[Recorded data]
================

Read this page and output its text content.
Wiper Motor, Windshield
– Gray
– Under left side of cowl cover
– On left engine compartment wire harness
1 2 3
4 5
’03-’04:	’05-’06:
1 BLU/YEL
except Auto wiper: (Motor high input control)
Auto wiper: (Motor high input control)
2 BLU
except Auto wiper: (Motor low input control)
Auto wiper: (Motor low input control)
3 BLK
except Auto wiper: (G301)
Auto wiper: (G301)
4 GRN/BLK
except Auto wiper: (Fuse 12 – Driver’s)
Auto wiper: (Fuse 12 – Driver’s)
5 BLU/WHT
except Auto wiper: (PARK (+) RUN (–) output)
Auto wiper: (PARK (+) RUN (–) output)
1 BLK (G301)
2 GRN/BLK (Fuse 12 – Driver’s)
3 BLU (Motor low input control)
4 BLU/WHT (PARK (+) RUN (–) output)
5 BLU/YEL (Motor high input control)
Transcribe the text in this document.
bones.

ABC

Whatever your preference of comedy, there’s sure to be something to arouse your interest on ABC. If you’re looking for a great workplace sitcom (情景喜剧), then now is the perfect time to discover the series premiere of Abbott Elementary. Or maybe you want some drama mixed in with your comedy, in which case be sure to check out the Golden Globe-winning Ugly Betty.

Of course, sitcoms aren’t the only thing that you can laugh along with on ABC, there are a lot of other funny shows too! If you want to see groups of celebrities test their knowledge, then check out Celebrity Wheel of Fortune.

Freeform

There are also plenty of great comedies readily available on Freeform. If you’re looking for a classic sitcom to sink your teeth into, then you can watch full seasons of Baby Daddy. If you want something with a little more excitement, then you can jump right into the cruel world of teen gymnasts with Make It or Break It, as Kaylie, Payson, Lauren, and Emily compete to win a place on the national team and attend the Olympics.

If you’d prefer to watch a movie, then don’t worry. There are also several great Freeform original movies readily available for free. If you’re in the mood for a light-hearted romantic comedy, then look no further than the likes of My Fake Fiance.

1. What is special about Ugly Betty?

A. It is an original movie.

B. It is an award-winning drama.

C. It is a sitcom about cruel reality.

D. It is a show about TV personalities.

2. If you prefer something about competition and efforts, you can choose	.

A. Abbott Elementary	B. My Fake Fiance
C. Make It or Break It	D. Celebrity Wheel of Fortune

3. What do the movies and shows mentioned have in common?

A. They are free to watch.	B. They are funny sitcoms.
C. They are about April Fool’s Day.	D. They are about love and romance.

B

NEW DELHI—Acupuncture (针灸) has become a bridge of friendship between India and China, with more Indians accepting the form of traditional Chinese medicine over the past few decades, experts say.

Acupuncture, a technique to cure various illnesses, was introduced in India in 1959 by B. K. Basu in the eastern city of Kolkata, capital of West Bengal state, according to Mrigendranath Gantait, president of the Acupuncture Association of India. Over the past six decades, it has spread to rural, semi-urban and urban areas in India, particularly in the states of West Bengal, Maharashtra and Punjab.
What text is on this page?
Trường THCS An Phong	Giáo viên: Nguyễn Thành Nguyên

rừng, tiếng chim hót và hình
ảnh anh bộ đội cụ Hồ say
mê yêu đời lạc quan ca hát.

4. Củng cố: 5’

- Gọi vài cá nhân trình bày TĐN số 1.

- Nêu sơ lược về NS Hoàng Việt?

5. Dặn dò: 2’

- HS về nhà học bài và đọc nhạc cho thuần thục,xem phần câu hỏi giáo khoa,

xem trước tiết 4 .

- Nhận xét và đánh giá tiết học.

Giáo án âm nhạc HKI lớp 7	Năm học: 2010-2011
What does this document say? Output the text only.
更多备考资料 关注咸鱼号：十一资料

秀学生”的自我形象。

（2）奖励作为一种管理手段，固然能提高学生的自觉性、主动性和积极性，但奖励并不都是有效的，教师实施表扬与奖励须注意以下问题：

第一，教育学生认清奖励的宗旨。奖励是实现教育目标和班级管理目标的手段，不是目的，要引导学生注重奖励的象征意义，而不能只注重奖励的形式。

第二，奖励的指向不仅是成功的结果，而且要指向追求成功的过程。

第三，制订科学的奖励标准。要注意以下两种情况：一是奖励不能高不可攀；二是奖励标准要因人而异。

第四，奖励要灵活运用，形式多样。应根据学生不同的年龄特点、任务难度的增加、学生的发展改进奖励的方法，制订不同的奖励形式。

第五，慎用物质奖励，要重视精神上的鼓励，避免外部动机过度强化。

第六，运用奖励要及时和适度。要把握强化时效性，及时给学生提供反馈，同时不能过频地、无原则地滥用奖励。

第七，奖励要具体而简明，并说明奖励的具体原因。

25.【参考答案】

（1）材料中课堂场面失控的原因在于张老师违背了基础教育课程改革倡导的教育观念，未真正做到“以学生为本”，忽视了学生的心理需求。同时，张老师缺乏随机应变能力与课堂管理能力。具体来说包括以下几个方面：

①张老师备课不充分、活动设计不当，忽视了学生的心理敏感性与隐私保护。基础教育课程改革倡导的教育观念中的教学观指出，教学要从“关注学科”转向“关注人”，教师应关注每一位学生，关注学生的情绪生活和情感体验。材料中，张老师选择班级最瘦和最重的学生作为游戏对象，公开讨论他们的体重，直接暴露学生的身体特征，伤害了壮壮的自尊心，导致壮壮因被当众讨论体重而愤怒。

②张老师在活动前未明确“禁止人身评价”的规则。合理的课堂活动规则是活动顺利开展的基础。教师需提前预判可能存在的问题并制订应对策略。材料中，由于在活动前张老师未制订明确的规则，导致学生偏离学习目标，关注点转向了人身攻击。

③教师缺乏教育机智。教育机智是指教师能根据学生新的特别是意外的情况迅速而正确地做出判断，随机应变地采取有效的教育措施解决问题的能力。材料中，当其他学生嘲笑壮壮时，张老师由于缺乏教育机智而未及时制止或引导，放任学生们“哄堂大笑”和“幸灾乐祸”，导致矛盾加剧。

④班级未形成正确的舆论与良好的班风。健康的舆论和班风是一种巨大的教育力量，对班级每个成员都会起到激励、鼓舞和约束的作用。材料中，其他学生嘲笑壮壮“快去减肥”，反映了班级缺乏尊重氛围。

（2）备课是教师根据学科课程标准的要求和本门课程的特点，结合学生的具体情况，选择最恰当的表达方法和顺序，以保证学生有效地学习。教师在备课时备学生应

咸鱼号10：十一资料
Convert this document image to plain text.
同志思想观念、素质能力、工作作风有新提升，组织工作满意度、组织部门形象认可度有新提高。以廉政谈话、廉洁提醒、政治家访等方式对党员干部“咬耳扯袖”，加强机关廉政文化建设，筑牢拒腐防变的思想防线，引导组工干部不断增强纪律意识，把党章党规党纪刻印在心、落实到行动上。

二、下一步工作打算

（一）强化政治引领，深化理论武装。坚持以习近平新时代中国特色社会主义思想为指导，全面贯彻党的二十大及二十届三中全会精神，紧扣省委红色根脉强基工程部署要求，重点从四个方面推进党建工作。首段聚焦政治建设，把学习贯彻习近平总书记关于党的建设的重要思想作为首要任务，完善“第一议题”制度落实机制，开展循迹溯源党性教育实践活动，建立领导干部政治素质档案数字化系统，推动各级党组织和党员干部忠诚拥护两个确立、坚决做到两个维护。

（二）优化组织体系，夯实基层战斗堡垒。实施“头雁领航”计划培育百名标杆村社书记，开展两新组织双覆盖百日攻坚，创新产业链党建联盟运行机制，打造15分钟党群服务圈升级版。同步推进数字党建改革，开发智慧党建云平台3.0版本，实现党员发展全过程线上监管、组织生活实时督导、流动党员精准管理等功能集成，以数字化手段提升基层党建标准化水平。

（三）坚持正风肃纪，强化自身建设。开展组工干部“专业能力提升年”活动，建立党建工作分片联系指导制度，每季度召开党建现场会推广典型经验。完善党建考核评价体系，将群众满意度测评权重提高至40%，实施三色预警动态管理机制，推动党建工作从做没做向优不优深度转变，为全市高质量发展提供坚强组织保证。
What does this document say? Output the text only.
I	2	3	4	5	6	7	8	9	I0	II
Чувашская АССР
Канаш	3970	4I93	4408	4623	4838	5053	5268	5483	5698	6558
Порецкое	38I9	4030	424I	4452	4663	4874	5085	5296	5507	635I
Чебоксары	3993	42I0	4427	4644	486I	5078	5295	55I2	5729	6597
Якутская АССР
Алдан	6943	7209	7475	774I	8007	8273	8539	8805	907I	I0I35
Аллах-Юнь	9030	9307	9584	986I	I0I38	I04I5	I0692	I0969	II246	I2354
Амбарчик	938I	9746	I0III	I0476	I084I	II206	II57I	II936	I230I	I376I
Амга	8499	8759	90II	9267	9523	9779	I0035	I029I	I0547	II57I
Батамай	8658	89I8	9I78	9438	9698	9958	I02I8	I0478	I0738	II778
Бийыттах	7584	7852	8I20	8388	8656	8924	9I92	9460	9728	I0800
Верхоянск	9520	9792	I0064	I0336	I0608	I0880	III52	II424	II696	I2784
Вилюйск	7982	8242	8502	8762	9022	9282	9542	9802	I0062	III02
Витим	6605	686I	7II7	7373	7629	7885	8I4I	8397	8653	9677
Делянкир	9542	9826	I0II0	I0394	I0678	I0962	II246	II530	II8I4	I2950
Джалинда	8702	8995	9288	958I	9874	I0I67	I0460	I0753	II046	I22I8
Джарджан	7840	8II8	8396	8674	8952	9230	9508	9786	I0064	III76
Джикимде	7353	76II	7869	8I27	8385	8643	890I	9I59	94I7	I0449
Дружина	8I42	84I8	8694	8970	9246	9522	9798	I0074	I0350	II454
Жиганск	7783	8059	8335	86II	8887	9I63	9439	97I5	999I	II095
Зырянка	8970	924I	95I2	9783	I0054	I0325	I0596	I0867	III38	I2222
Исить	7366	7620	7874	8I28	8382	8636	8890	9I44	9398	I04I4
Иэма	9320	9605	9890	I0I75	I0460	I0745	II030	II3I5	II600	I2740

================

List the lines that contain the word "PARK".

except Auto wiper: (PARK (+) RUN (–) output)
Auto wiper: (PARK (+) RUN (–) output)
4 BLU/WHT (PARK (+) RUN (–) output)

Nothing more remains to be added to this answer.